EXERCISE OBJECTIVE
The entries below should be given again exactly, minus their pictures.

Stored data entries
** START **

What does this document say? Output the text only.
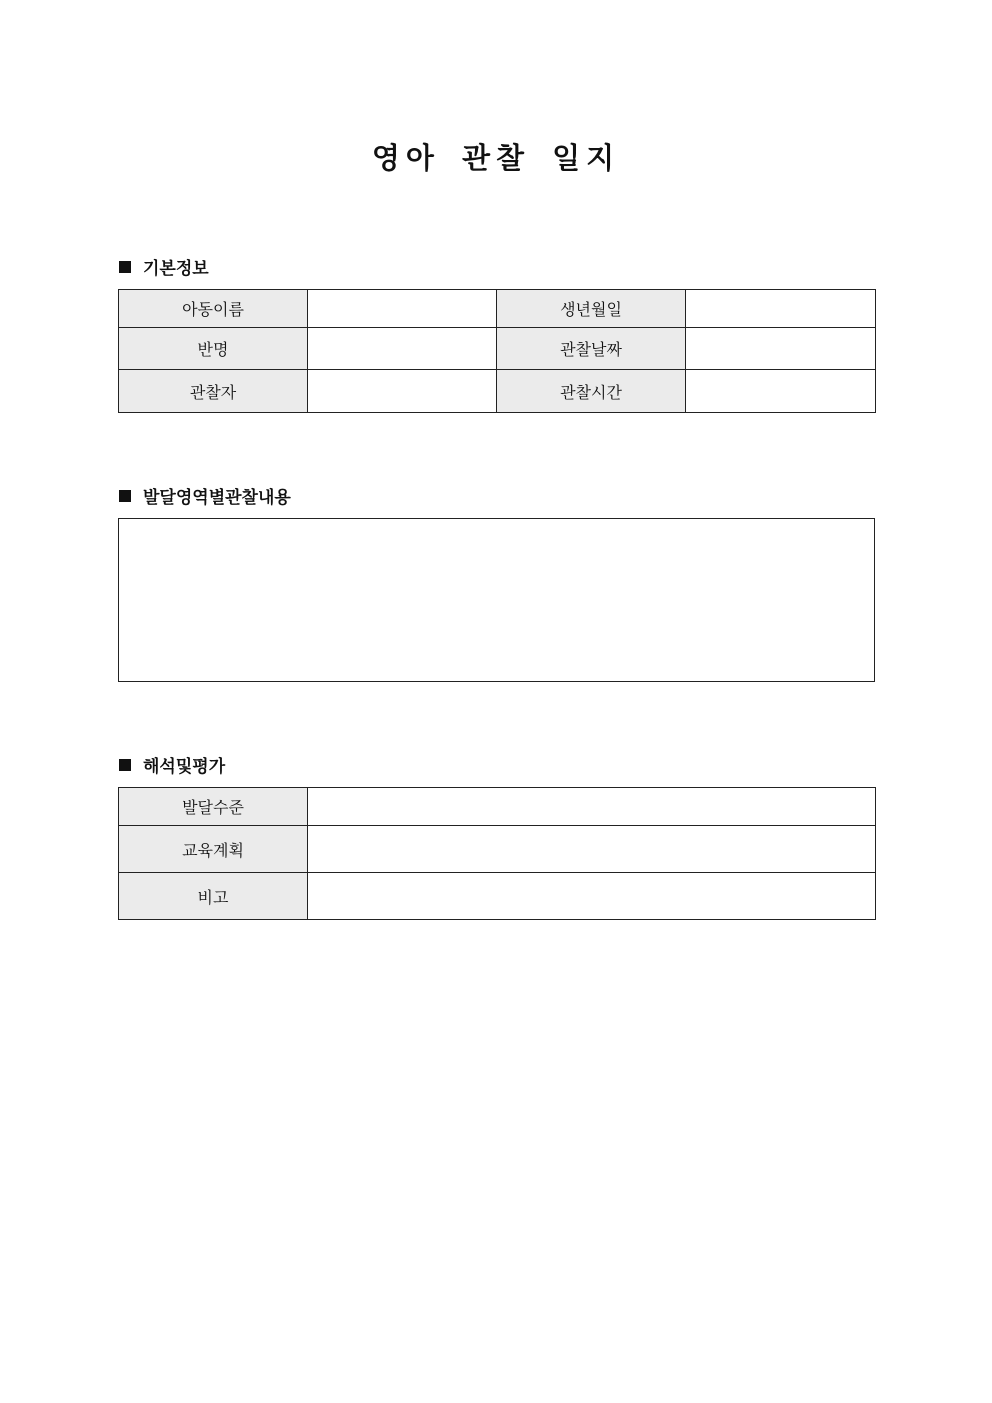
영아 관찰 일지
기본정보
아동이름		생년월일	
반명		관찰날짜	
관찰자		관찰시간	
발달영역별관찰내용
해석및평가
발달수준	
교육계획	
비고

** END **

TASK RESPONSE
What does this document say? Output the text only.
영아 관찰 일지
기본정보
아동이름		생년월일	
반명		관찰날짜	
관찰자		관찰시간	
발달영역별관찰내용
해석및평가
발달수준	
교육계획	
비고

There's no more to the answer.